BEGIN Material for this exercise

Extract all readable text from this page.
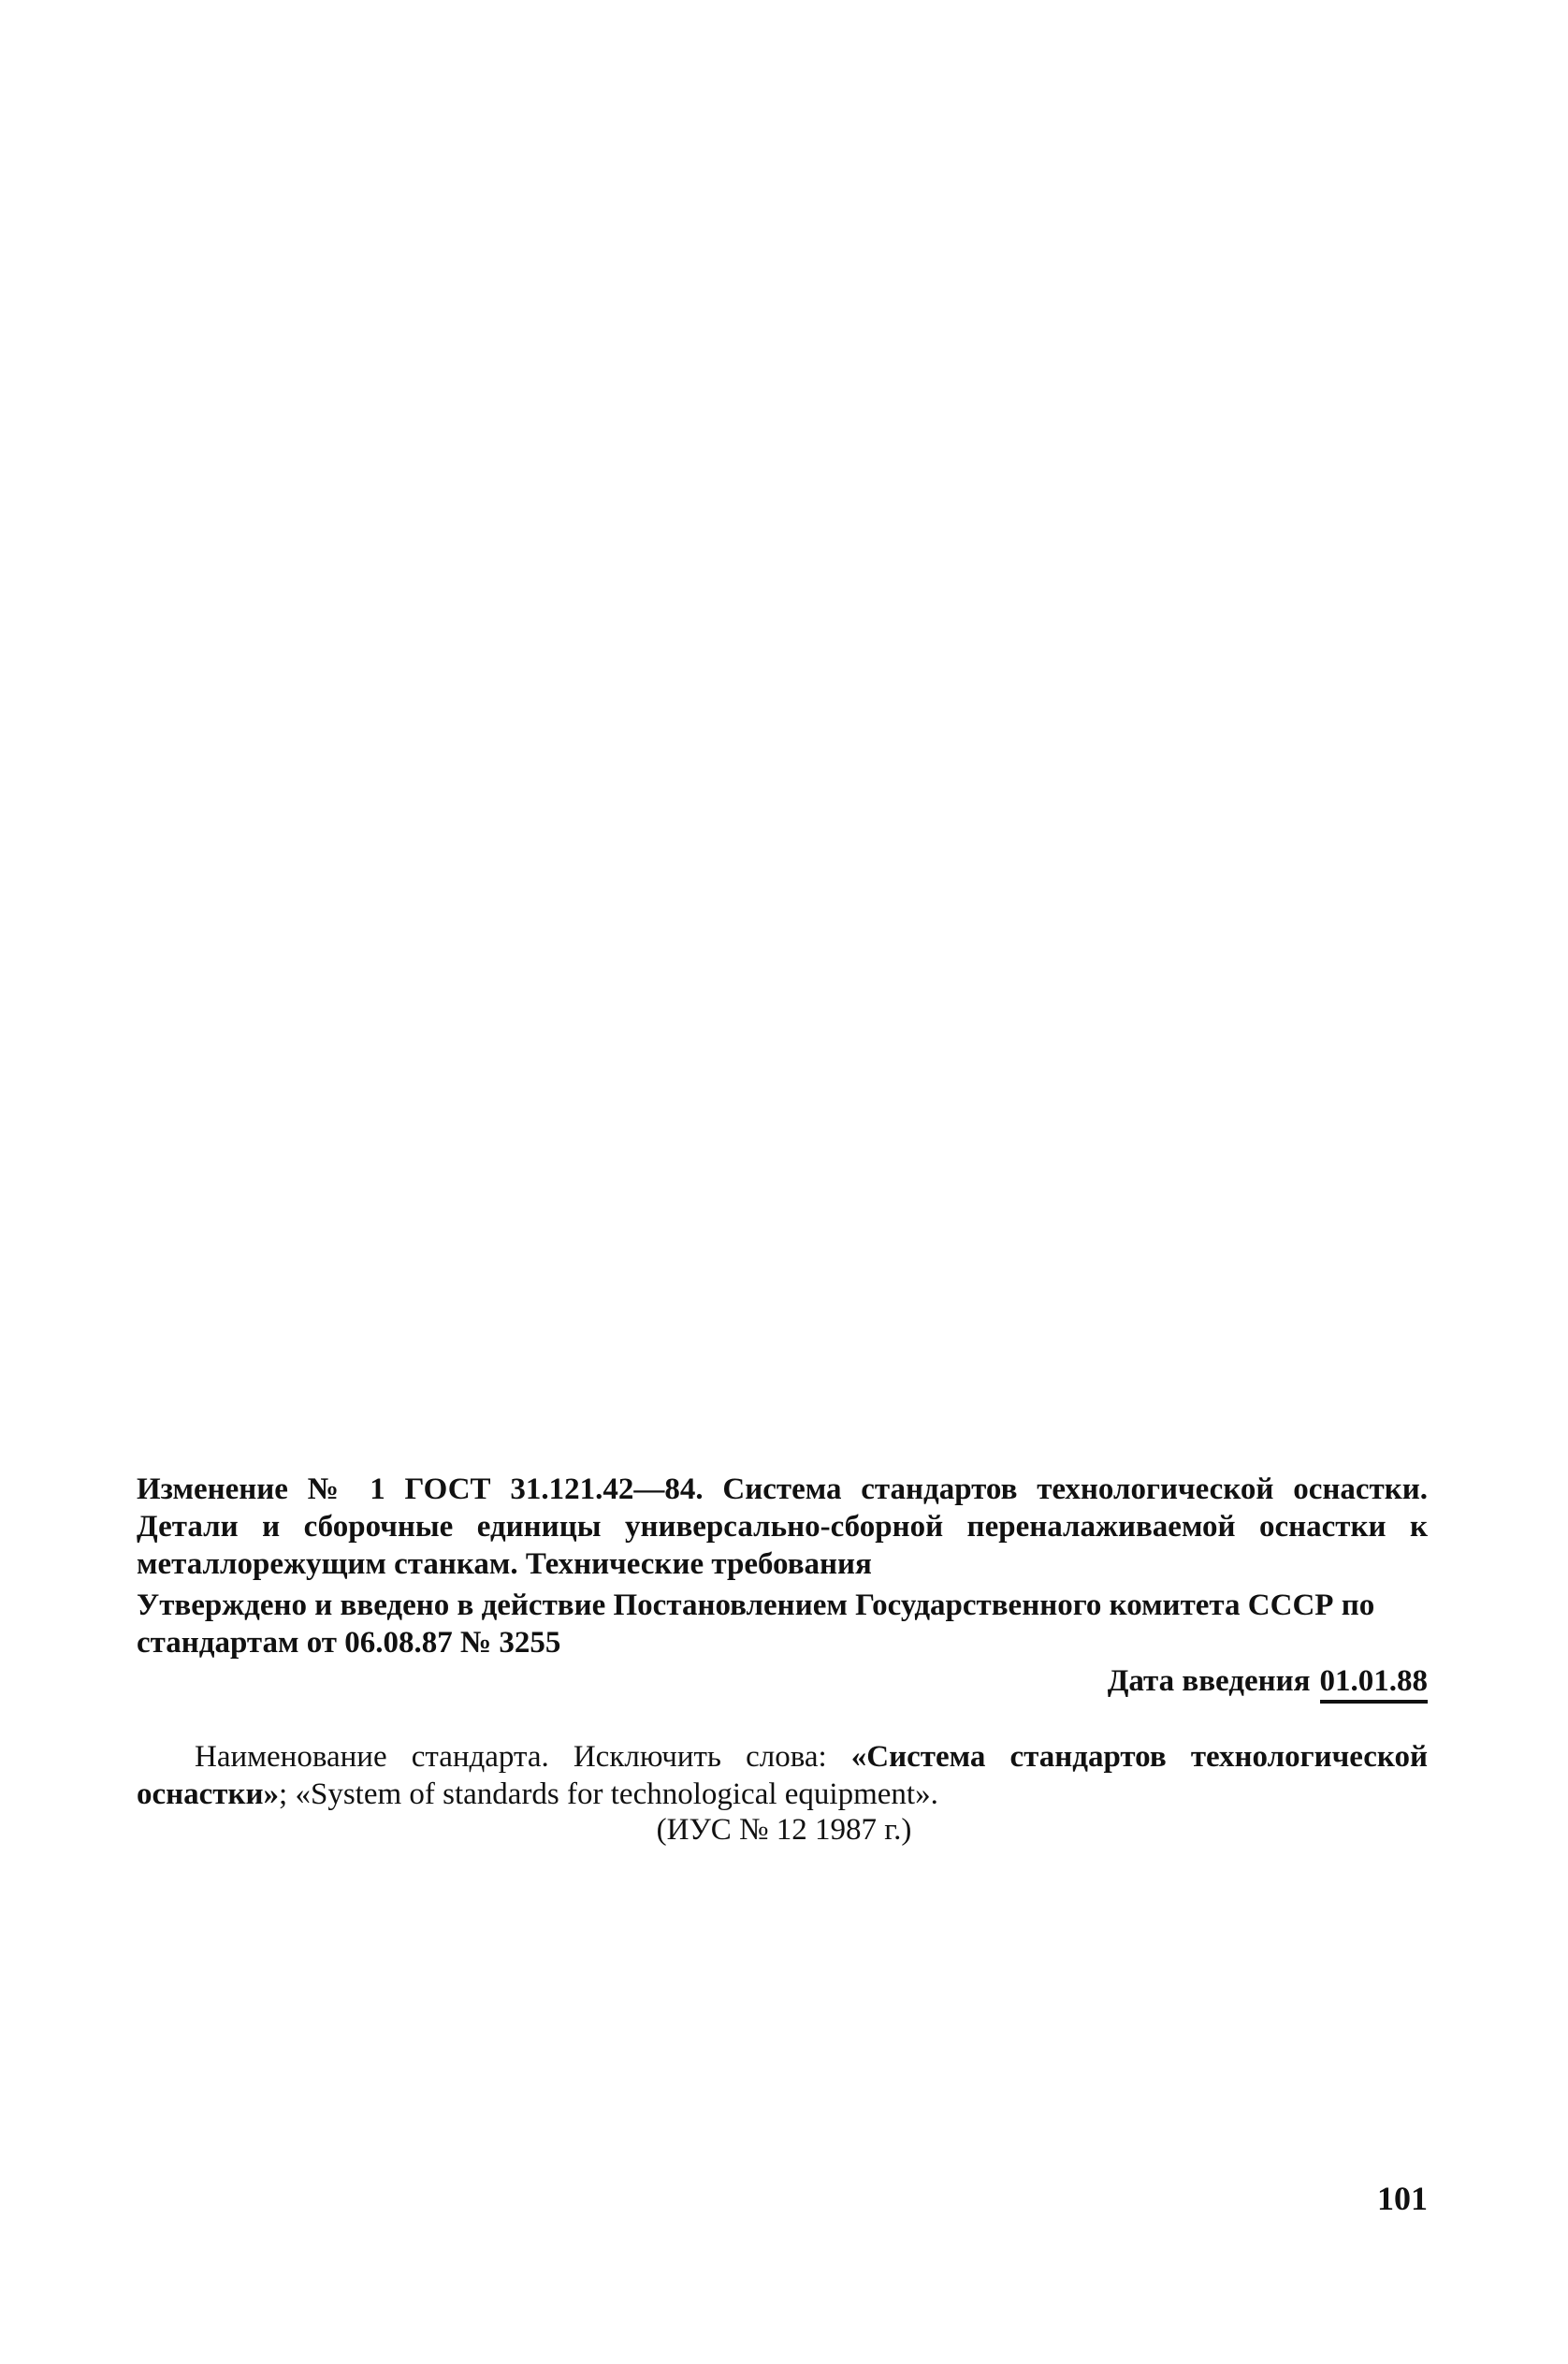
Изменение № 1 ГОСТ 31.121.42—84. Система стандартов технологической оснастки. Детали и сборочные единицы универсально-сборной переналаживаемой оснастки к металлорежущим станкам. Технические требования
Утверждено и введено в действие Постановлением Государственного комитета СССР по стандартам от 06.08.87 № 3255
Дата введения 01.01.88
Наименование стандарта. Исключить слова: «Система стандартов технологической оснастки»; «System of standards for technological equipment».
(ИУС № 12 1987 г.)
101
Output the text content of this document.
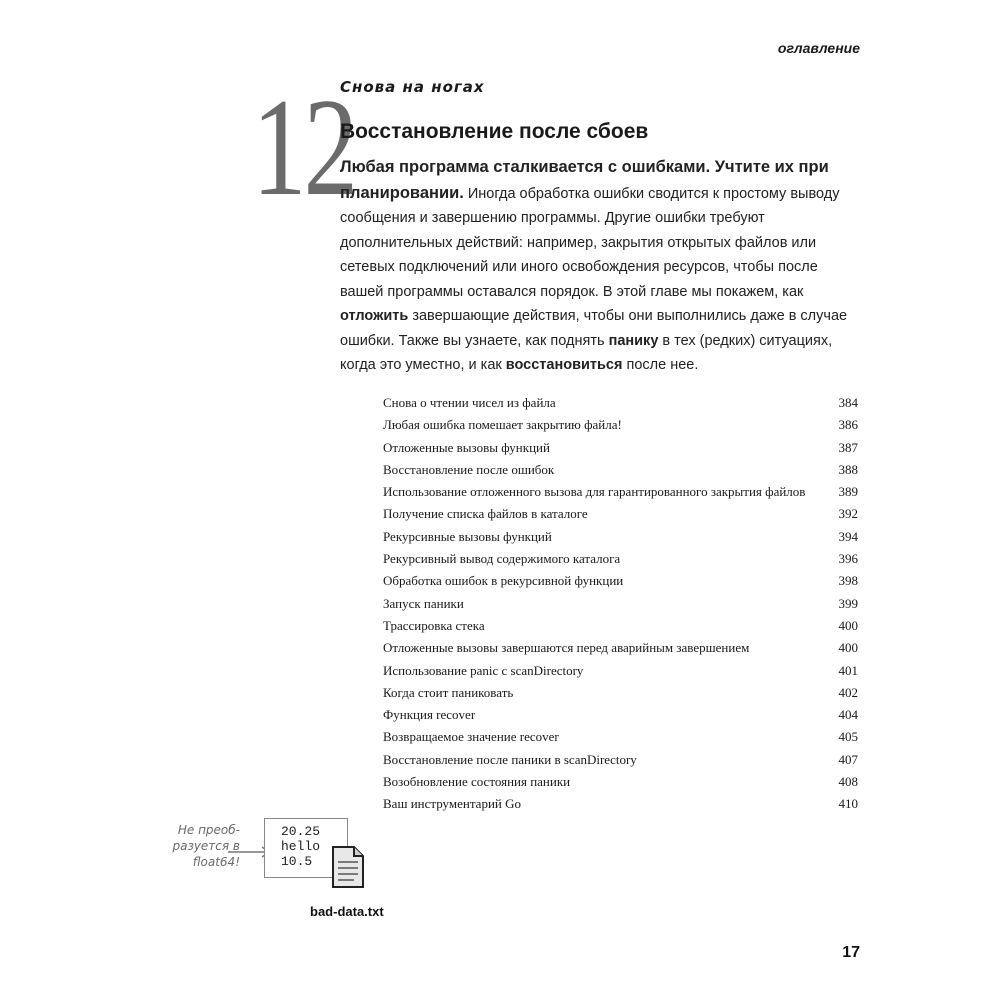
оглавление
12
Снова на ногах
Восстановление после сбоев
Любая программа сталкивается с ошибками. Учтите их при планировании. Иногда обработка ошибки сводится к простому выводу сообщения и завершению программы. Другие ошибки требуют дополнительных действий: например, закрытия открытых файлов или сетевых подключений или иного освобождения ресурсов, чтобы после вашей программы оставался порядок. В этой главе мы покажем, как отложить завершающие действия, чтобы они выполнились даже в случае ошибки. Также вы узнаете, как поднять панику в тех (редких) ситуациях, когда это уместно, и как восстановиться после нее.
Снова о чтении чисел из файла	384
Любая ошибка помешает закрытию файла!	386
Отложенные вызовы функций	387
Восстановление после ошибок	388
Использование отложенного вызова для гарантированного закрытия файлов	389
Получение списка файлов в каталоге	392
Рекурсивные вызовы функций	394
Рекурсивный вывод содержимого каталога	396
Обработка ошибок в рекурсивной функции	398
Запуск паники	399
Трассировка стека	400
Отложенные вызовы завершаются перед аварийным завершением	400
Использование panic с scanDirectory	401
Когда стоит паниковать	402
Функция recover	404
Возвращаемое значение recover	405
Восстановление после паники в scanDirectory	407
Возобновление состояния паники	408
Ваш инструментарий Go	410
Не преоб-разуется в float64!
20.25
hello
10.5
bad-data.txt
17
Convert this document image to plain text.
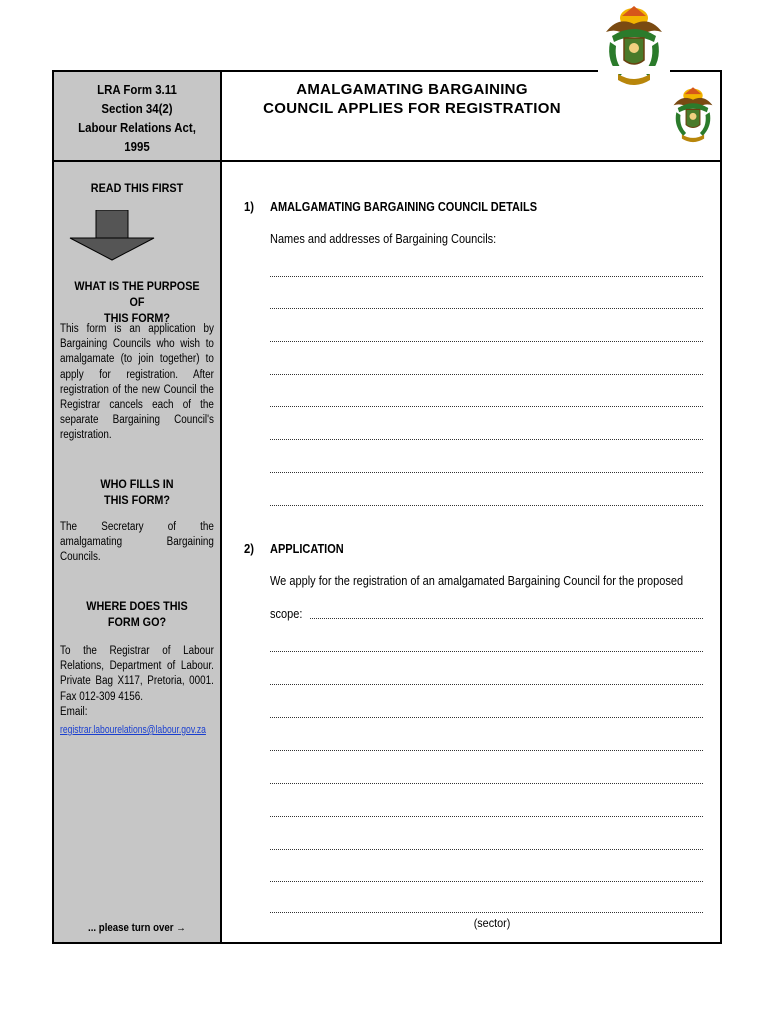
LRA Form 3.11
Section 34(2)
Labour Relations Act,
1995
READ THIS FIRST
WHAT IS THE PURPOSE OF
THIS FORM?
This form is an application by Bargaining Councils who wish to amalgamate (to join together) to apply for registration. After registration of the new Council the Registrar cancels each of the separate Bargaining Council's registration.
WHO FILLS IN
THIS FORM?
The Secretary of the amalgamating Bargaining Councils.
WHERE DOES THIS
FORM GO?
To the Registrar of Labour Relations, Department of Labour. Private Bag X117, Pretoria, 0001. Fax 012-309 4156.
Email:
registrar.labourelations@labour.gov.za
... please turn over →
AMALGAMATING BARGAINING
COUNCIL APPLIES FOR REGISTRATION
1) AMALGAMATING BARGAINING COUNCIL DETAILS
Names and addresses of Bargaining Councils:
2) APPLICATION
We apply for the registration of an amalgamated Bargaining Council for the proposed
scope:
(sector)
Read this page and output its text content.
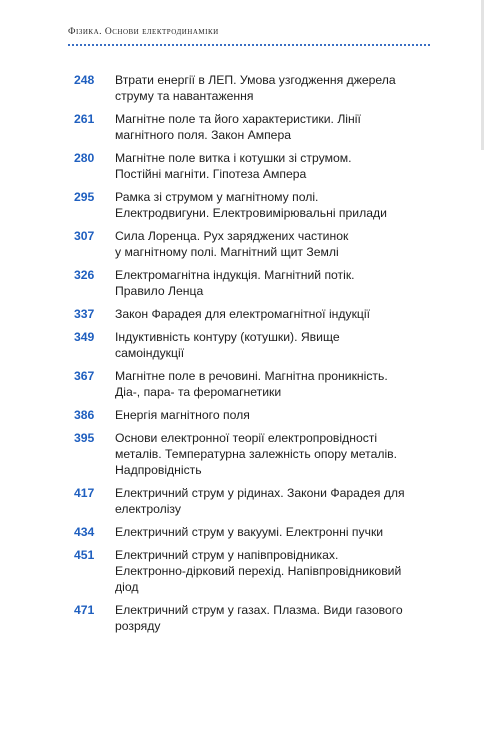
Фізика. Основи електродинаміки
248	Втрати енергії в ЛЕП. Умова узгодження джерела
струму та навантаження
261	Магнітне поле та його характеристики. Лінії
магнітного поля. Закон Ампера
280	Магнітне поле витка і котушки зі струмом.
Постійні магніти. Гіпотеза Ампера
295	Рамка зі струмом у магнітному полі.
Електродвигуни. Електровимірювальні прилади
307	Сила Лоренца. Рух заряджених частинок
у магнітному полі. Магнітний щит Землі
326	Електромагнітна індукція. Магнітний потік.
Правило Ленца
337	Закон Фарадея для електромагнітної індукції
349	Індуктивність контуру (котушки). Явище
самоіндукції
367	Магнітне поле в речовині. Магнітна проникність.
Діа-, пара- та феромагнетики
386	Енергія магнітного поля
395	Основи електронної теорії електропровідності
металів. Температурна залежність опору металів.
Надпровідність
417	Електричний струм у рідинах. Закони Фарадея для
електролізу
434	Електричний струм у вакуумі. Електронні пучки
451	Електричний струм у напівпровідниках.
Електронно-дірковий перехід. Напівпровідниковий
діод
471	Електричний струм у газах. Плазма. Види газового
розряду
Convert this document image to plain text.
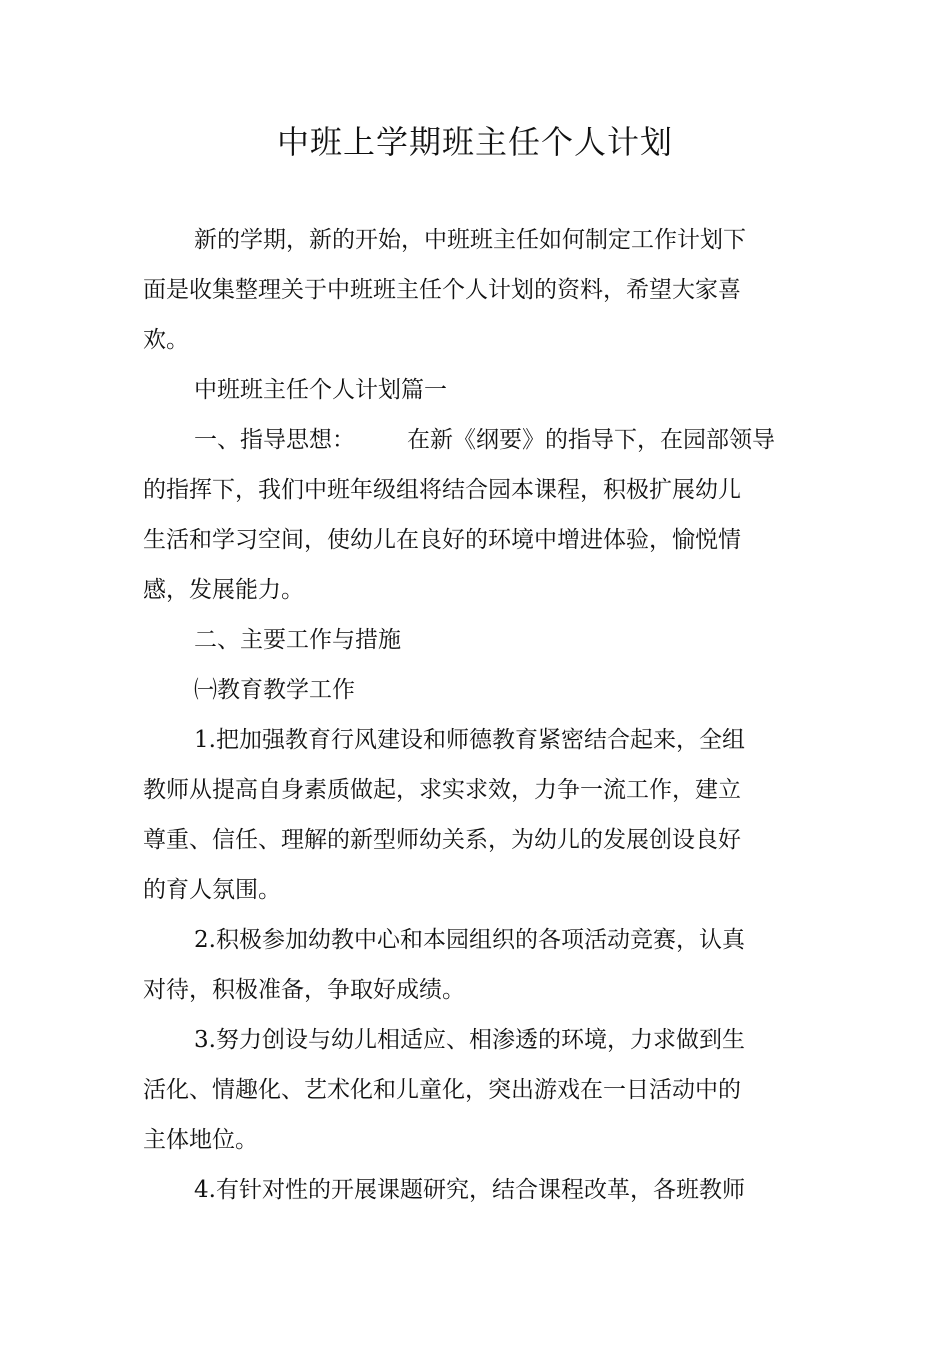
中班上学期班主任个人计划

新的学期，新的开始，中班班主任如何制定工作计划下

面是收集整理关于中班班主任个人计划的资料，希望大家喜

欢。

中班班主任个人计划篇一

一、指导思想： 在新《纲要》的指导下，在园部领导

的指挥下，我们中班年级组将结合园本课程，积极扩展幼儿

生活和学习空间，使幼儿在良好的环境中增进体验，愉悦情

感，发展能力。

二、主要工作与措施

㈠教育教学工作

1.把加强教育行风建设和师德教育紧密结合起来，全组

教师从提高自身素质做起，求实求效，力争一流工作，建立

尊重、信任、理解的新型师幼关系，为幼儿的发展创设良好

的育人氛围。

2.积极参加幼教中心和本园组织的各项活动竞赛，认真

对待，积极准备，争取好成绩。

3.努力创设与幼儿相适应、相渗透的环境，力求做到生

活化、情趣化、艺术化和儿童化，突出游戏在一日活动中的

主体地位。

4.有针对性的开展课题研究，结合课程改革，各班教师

END Material for this exercise

Every line of text is to be repeated exactly; pictures are left out.

Extract all readable text from this page.
Изменение № 1 ГОСТ 31.121.42—84. Система стандартов технологической оснастки. Детали и сборочные единицы универсально-сборной переналаживаемой оснастки к металлорежущим станкам. Технические требования
Утверждено и введено в действие Постановлением Государственного комитета СССР по стандартам от 06.08.87 № 3255
Дата введения 01.01.88
Наименование стандарта. Исключить слова: «Система стандартов технологической оснастки»; «System of standards for technological equipment».
(ИУС № 12 1987 г.)
101
Output the text content of this document.
оглавление
12
Снова на ногах
Восстановление после сбоев
Любая программа сталкивается с ошибками. Учтите их при планировании. Иногда обработка ошибки сводится к простому выводу сообщения и завершению программы. Другие ошибки требуют дополнительных действий: например, закрытия открытых файлов или сетевых подключений или иного освобождения ресурсов, чтобы после вашей программы оставался порядок. В этой главе мы покажем, как отложить завершающие действия, чтобы они выполнились даже в случае ошибки. Также вы узнаете, как поднять панику в тех (редких) ситуациях, когда это уместно, и как восстановиться после нее.
Снова о чтении чисел из файла	384
Любая ошибка помешает закрытию файла!	386
Отложенные вызовы функций	387
Восстановление после ошибок	388
Использование отложенного вызова для гарантированного закрытия файлов	389
Получение списка файлов в каталоге	392
Рекурсивные вызовы функций	394
Рекурсивный вывод содержимого каталога	396
Обработка ошибок в рекурсивной функции	398
Запуск паники	399
Трассировка стека	400
Отложенные вызовы завершаются перед аварийным завершением	400
Использование panic с scanDirectory	401
Когда стоит паниковать	402
Функция recover	404
Возвращаемое значение recover	405
Восстановление после паники в scanDirectory	407
Возобновление состояния паники	408
Ваш инструментарий Go	410
Не преоб-разуется в float64!
20.25
hello
10.5
bad-data.txt
17
Convert this document image to plain text.
LRA Form 3.11
Section 34(2)
Labour Relations Act,
1995
READ THIS FIRST
WHAT IS THE PURPOSE OF
THIS FORM?
This form is an application by Bargaining Councils who wish to amalgamate (to join together) to apply for registration. After registration of the new Council the Registrar cancels each of the separate Bargaining Council's registration.
WHO FILLS IN
THIS FORM?
The Secretary of the amalgamating Bargaining Councils.
WHERE DOES THIS
FORM GO?
To the Registrar of Labour Relations, Department of Labour. Private Bag X117, Pretoria, 0001. Fax 012-309 4156.
Email:
registrar.labourelations@labour.gov.za
... please turn over →
AMALGAMATING BARGAINING
COUNCIL APPLIES FOR REGISTRATION
1) AMALGAMATING BARGAINING COUNCIL DETAILS
Names and addresses of Bargaining Councils:
2) APPLICATION
We apply for the registration of an amalgamated Bargaining Council for the proposed
scope:
(sector)
Read this page and output its text content.
Фізика. Основи електродинаміки
248	Втрати енергії в ЛЕП. Умова узгодження джерела
струму та навантаження
261	Магнітне поле та його характеристики. Лінії
магнітного поля. Закон Ампера
280	Магнітне поле витка і котушки зі струмом.
Постійні магніти. Гіпотеза Ампера
295	Рамка зі струмом у магнітному полі.
Електродвигуни. Електровимірювальні прилади
307	Сила Лоренца. Рух заряджених частинок
у магнітному полі. Магнітний щит Землі
326	Електромагнітна індукція. Магнітний потік.
Правило Ленца
337	Закон Фарадея для електромагнітної індукції
349	Індуктивність контуру (котушки). Явище
самоіндукції
367	Магнітне поле в речовині. Магнітна проникність.
Діа-, пара- та феромагнетики
386	Енергія магнітного поля
395	Основи електронної теорії електропровідності
металів. Температурна залежність опору металів.
Надпровідність
417	Електричний струм у рідинах. Закони Фарадея для
електролізу
434	Електричний струм у вакуумі. Електронні пучки
451	Електричний струм у напівпровідниках.
Електронно-дірковий перехід. Напівпровідниковий
діод
471	Електричний струм у газах. Плазма. Види газового
розряду
Convert this document image to plain text.
中班上学期班主任个人计划

新的学期，新的开始，中班班主任如何制定工作计划下

面是收集整理关于中班班主任个人计划的资料，希望大家喜

欢。

中班班主任个人计划篇一

一、指导思想： 在新《纲要》的指导下，在园部领导

的指挥下，我们中班年级组将结合园本课程，积极扩展幼儿

生活和学习空间，使幼儿在良好的环境中增进体验，愉悦情

感，发展能力。

二、主要工作与措施

㈠教育教学工作

1.把加强教育行风建设和师德教育紧密结合起来，全组

教师从提高自身素质做起，求实求效，力争一流工作，建立

尊重、信任、理解的新型师幼关系，为幼儿的发展创设良好

的育人氛围。

2.积极参加幼教中心和本园组织的各项活动竞赛，认真

对待，积极准备，争取好成绩。

3.努力创设与幼儿相适应、相渗透的环境，力求做到生

活化、情趣化、艺术化和儿童化，突出游戏在一日活动中的

主体地位。

4.有针对性的开展课题研究，结合课程改革，各班教师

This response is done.